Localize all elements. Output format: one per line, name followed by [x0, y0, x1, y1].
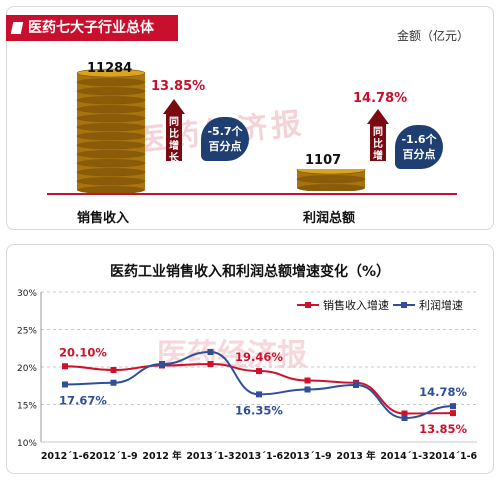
data-point	[450, 403, 456, 410]
data-label: 13.85%	[419, 422, 467, 436]
x-tick-label: 2012´1-9	[89, 451, 137, 462]
coin	[296, 169, 366, 183]
baseline	[47, 193, 457, 195]
coin-stack-profit	[296, 169, 366, 191]
y-tick-label: 20%	[17, 364, 37, 374]
data-point	[62, 381, 68, 388]
summary-title: 医药七大子行业总体	[6, 15, 178, 41]
coin-stack-sales	[76, 68, 146, 193]
growth-chart-panel: 医药工业销售收入和利润总额增速变化（%） 医药经济报 10% 15% 20% 25% 30…	[6, 244, 494, 474]
data-label: 16.35%	[235, 403, 283, 417]
sales-label: 销售收入	[77, 211, 130, 226]
data-label: 20.10%	[59, 345, 107, 359]
data-point	[110, 367, 117, 373]
data-point	[207, 361, 214, 367]
data-point	[304, 377, 311, 384]
sales-growth: 13.85%	[151, 79, 206, 94]
data-label: 17.67%	[59, 393, 107, 407]
x-tick-label: 2014´1-6	[429, 451, 478, 462]
data-point	[353, 382, 359, 388]
legend-marker	[305, 302, 311, 308]
data-point	[401, 410, 408, 417]
sales-change-unit: 百分点	[208, 140, 242, 153]
profit-change-unit: 百分点	[402, 148, 436, 161]
data-point	[62, 363, 68, 370]
profit-arrow-text: 同比增长	[373, 127, 383, 174]
sales-growth-arrow-icon: 同比增长	[163, 99, 185, 164]
sales-change-bubble: -5.7个 百分点	[201, 117, 249, 161]
profit-value: 1107	[305, 153, 342, 168]
profit-change: -1.6个	[401, 133, 437, 146]
unit-label: 金额（亿元）	[396, 29, 469, 43]
y-tick-label: 25%	[17, 327, 37, 337]
profit-growth-arrow-icon: 同比增长	[367, 109, 389, 174]
x-tick-label: 2012´1-6	[41, 451, 90, 462]
x-tick-label: 2013´1-9	[283, 451, 331, 462]
legend-label: 销售收入增速	[323, 298, 389, 312]
y-tick-label: 15%	[17, 402, 37, 412]
sales-change: -5.7个	[207, 125, 243, 138]
data-point	[159, 361, 165, 367]
profit-growth: 14.78%	[353, 91, 408, 106]
data-point	[450, 410, 456, 417]
data-point	[256, 368, 262, 375]
x-tick-label: 2013´1-6	[235, 451, 284, 462]
x-tick-label: 2012 年	[142, 450, 182, 462]
data-label: 19.46%	[235, 350, 283, 364]
x-tick-label: 2013´1-3	[186, 451, 234, 462]
y-tick-label: 10%	[17, 439, 37, 449]
data-point	[256, 391, 262, 398]
legend-marker	[401, 302, 407, 308]
industry-summary-panel: 医药七大子行业总体 金额（亿元） 医药经济报 11284 13.85% 同比增长…	[6, 6, 494, 230]
x-tick-label: 2014´1-3	[380, 451, 428, 462]
data-label: 14.78%	[419, 385, 467, 399]
chart-title: 医药工业销售收入和利润总额增速变化（%）	[109, 264, 391, 280]
data-point	[401, 415, 408, 421]
coin	[76, 68, 146, 86]
sales-arrow-text: 同比增长	[169, 117, 179, 164]
x-tick-label: 2013 年	[336, 450, 376, 462]
data-point	[304, 386, 311, 393]
y-tick-label: 30%	[17, 289, 37, 299]
sales-value: 11284	[87, 61, 133, 76]
data-point	[207, 349, 214, 355]
profit-change-bubble: -1.6个 百分点	[395, 125, 443, 169]
profit-label: 利润总额	[303, 211, 356, 226]
legend-label: 利润增速	[419, 298, 463, 312]
data-point	[110, 379, 117, 386]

● **EXERCISE REQUIREMENTS**: Reproduce the data above line for line, without altering anything, but omit the picture.

● **THE REPLY**:
Localize all elements. Output format: one per line, name followed by [x0, y0, x1, y1].
data-point	[450, 403, 456, 410]
data-label: 13.85%	[419, 422, 467, 436]
x-tick-label: 2012´1-9	[89, 451, 137, 462]
coin	[296, 169, 366, 183]
baseline	[47, 193, 457, 195]
coin-stack-profit	[296, 169, 366, 191]
y-tick-label: 20%	[17, 364, 37, 374]
data-point	[62, 381, 68, 388]
summary-title: 医药七大子行业总体	[6, 15, 178, 41]
coin-stack-sales	[76, 68, 146, 193]
growth-chart-panel: 医药工业销售收入和利润总额增速变化（%） 医药经济报 10% 15% 20% 25% 30…	[6, 244, 494, 474]
data-label: 16.35%	[235, 403, 283, 417]
sales-label: 销售收入	[77, 211, 130, 226]
data-label: 20.10%	[59, 345, 107, 359]
data-point	[110, 367, 117, 373]
data-point	[207, 361, 214, 367]
data-point	[304, 377, 311, 384]
sales-growth: 13.85%	[151, 79, 206, 94]
data-label: 17.67%	[59, 393, 107, 407]
x-tick-label: 2014´1-6	[429, 451, 478, 462]
data-point	[353, 382, 359, 388]
legend-marker	[305, 302, 311, 308]
data-point	[401, 410, 408, 417]
sales-change-unit: 百分点	[208, 140, 242, 153]
profit-change-unit: 百分点	[402, 148, 436, 161]
data-point	[62, 363, 68, 370]
profit-arrow-text: 同比增长	[373, 127, 383, 174]
sales-growth-arrow-icon: 同比增长	[163, 99, 185, 164]
sales-change-bubble: -5.7个 百分点	[201, 117, 249, 161]
profit-value: 1107	[305, 153, 342, 168]
profit-change: -1.6个	[401, 133, 437, 146]
unit-label: 金额（亿元）	[396, 29, 469, 43]
y-tick-label: 25%	[17, 327, 37, 337]
profit-growth-arrow-icon: 同比增长	[367, 109, 389, 174]
x-tick-label: 2012´1-6	[41, 451, 90, 462]
x-tick-label: 2013´1-9	[283, 451, 331, 462]
legend-label: 销售收入增速	[323, 298, 389, 312]
y-tick-label: 15%	[17, 402, 37, 412]
sales-change: -5.7个	[207, 125, 243, 138]
data-point	[159, 361, 165, 367]
profit-growth: 14.78%	[353, 91, 408, 106]
data-point	[450, 410, 456, 417]
data-point	[256, 368, 262, 375]
x-tick-label: 2013´1-6	[235, 451, 284, 462]
x-tick-label: 2012 年	[142, 450, 182, 462]
data-label: 19.46%	[235, 350, 283, 364]
x-tick-label: 2013´1-3	[186, 451, 234, 462]
y-tick-label: 10%	[17, 439, 37, 449]
data-point	[256, 391, 262, 398]
legend-marker	[401, 302, 407, 308]
industry-summary-panel: 医药七大子行业总体 金额（亿元） 医药经济报 11284 13.85% 同比增长…	[6, 6, 494, 230]
x-tick-label: 2014´1-3	[380, 451, 428, 462]
data-label: 14.78%	[419, 385, 467, 399]
chart-title: 医药工业销售收入和利润总额增速变化（%）	[109, 264, 391, 280]
data-point	[401, 415, 408, 421]
coin	[76, 68, 146, 86]
sales-arrow-text: 同比增长	[169, 117, 179, 164]
x-tick-label: 2013 年	[336, 450, 376, 462]
data-point	[304, 386, 311, 393]
y-tick-label: 30%	[17, 289, 37, 299]
sales-value: 11284	[87, 61, 133, 76]
data-point	[207, 349, 214, 355]
profit-change-bubble: -1.6个 百分点	[395, 125, 443, 169]
profit-label: 利润总额	[303, 211, 356, 226]
legend-label: 利润增速	[419, 298, 463, 312]
data-point	[110, 379, 117, 386]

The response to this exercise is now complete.